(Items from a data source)
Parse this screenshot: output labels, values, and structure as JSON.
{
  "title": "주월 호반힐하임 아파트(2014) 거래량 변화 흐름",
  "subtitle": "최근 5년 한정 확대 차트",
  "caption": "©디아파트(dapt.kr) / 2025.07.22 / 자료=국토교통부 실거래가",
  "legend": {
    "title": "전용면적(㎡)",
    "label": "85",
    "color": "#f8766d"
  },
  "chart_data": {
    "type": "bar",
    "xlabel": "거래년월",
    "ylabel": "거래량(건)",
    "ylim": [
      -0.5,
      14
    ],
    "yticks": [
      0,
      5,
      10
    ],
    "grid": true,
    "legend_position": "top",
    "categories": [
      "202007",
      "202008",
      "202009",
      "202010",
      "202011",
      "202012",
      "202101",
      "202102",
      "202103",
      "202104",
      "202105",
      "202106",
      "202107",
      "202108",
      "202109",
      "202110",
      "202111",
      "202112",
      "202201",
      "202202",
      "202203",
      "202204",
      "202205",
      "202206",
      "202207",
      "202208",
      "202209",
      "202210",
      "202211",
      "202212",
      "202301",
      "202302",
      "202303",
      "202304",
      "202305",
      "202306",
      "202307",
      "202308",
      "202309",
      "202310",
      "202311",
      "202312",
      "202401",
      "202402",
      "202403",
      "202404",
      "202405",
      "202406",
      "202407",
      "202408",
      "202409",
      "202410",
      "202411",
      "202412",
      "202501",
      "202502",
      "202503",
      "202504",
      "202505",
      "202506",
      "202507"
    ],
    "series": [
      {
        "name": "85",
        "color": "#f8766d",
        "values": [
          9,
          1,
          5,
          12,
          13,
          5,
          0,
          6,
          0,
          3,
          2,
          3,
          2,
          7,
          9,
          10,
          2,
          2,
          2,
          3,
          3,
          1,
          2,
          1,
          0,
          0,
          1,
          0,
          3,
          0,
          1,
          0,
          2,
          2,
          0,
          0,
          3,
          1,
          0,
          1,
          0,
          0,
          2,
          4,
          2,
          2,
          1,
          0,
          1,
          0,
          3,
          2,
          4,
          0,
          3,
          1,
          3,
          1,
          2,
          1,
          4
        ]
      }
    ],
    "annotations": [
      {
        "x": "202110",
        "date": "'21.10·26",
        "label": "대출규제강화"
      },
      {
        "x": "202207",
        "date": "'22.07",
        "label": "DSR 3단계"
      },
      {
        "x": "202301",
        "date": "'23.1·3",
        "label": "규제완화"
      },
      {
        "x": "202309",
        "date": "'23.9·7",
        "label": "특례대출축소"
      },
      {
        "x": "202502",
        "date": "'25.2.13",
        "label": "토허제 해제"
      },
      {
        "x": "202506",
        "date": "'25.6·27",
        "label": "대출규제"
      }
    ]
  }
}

Exercise requirements
Write down every line of the data above that includes the string "values".

Response to the task
Parse this screenshot: output labels, values, and structure as JSON.
        "values": [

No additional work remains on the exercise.